[BEGIN DATA TO PROCESS]

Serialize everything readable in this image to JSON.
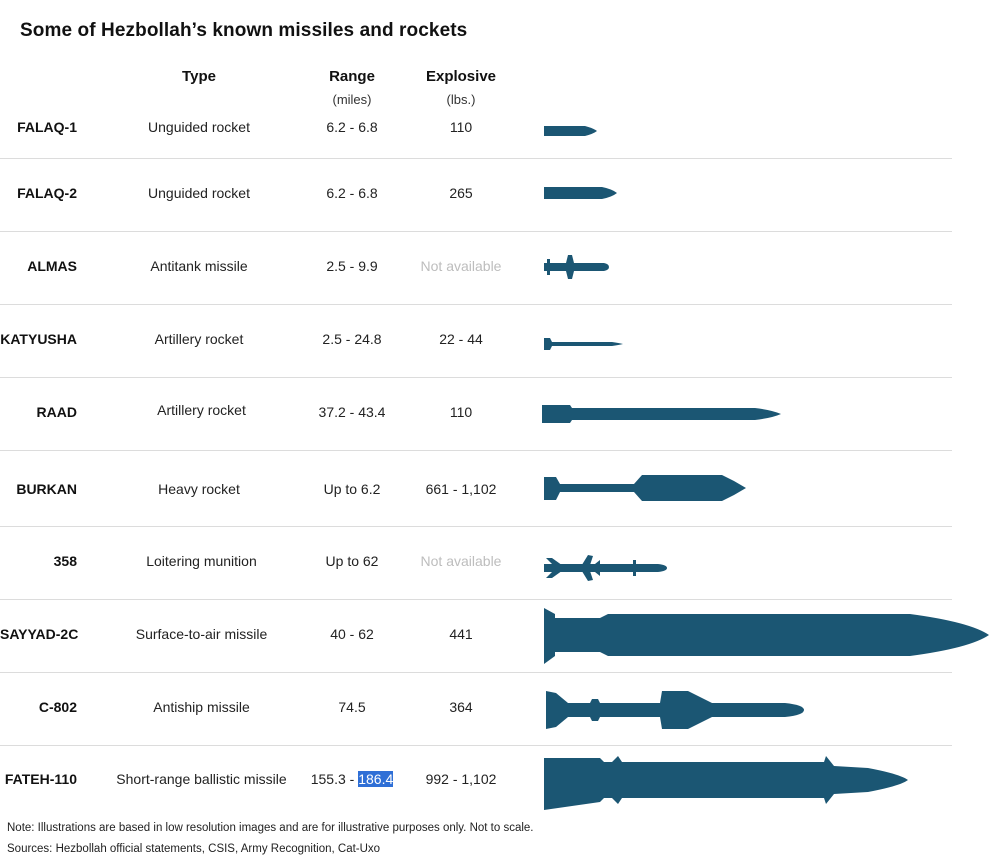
{
  "title": "Some of Hezbollah’s known missiles and rockets",
  "headers": {
    "type": "Type",
    "range": "Range",
    "range_unit": "(miles)",
    "explosive": "Explosive",
    "explosive_unit": "(lbs.)"
  },
  "rows": [
    {
      "name": "FALAQ-1",
      "type": "Unguided rocket",
      "range": "6.2 - 6.8",
      "explosive": "110"
    },
    {
      "name": "FALAQ-2",
      "type": "Unguided rocket",
      "range": "6.2 - 6.8",
      "explosive": "265"
    },
    {
      "name": "ALMAS",
      "type": "Antitank missile",
      "range": "2.5 - 9.9",
      "explosive": "Not available"
    },
    {
      "name": "KATYUSHA",
      "type": "Artillery rocket",
      "range": "2.5 - 24.8",
      "explosive": "22 - 44"
    },
    {
      "name": "RAAD",
      "type": "Artillery rocket",
      "range": "37.2 - 43.4",
      "explosive": "110"
    },
    {
      "name": "BURKAN",
      "type": "Heavy rocket",
      "range": "Up to 6.2",
      "explosive": "661 - 1,102"
    },
    {
      "name": "358",
      "type": "Loitering munition",
      "range": "Up to 62",
      "explosive": "Not available"
    },
    {
      "name": "SAYYAD-2C",
      "type": "Surface-to-air missile",
      "range": "40 - 62",
      "explosive": "441"
    },
    {
      "name": "C-802",
      "type": "Antiship missile",
      "range": "74.5",
      "explosive": "364"
    },
    {
      "name": "FATEH-110",
      "type": "Short-range ballistic missile",
      "range_a": "155.3 - ",
      "range_b": "186.4",
      "explosive": "992 - 1,102"
    }
  ],
  "note": "Note: Illustrations are based in low resolution images and are for illustrative purposes only. Not to scale.",
  "sources": "Sources: Hezbollah official statements, CSIS, Army Recognition, Cat-Uxo",
  "colors": {
    "missile": "#1b5673",
    "highlight": "#2f6fd6",
    "na_text": "#bdbdbd",
    "divider": "#dcdcdc"
  }
}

[END DATA TO PROCESS]

Reproduce each line exactly, please, except for any pictures.

• [OUTPUT]
Serialize everything readable in this image to JSON.
{
  "title": "Some of Hezbollah’s known missiles and rockets",
  "headers": {
    "type": "Type",
    "range": "Range",
    "range_unit": "(miles)",
    "explosive": "Explosive",
    "explosive_unit": "(lbs.)"
  },
  "rows": [
    {
      "name": "FALAQ-1",
      "type": "Unguided rocket",
      "range": "6.2 - 6.8",
      "explosive": "110"
    },
    {
      "name": "FALAQ-2",
      "type": "Unguided rocket",
      "range": "6.2 - 6.8",
      "explosive": "265"
    },
    {
      "name": "ALMAS",
      "type": "Antitank missile",
      "range": "2.5 - 9.9",
      "explosive": "Not available"
    },
    {
      "name": "KATYUSHA",
      "type": "Artillery rocket",
      "range": "2.5 - 24.8",
      "explosive": "22 - 44"
    },
    {
      "name": "RAAD",
      "type": "Artillery rocket",
      "range": "37.2 - 43.4",
      "explosive": "110"
    },
    {
      "name": "BURKAN",
      "type": "Heavy rocket",
      "range": "Up to 6.2",
      "explosive": "661 - 1,102"
    },
    {
      "name": "358",
      "type": "Loitering munition",
      "range": "Up to 62",
      "explosive": "Not available"
    },
    {
      "name": "SAYYAD-2C",
      "type": "Surface-to-air missile",
      "range": "40 - 62",
      "explosive": "441"
    },
    {
      "name": "C-802",
      "type": "Antiship missile",
      "range": "74.5",
      "explosive": "364"
    },
    {
      "name": "FATEH-110",
      "type": "Short-range ballistic missile",
      "range_a": "155.3 - ",
      "range_b": "186.4",
      "explosive": "992 - 1,102"
    }
  ],
  "note": "Note: Illustrations are based in low resolution images and are for illustrative purposes only. Not to scale.",
  "sources": "Sources: Hezbollah official statements, CSIS, Army Recognition, Cat-Uxo",
  "colors": {
    "missile": "#1b5673",
    "highlight": "#2f6fd6",
    "na_text": "#bdbdbd",
    "divider": "#dcdcdc"
  }
}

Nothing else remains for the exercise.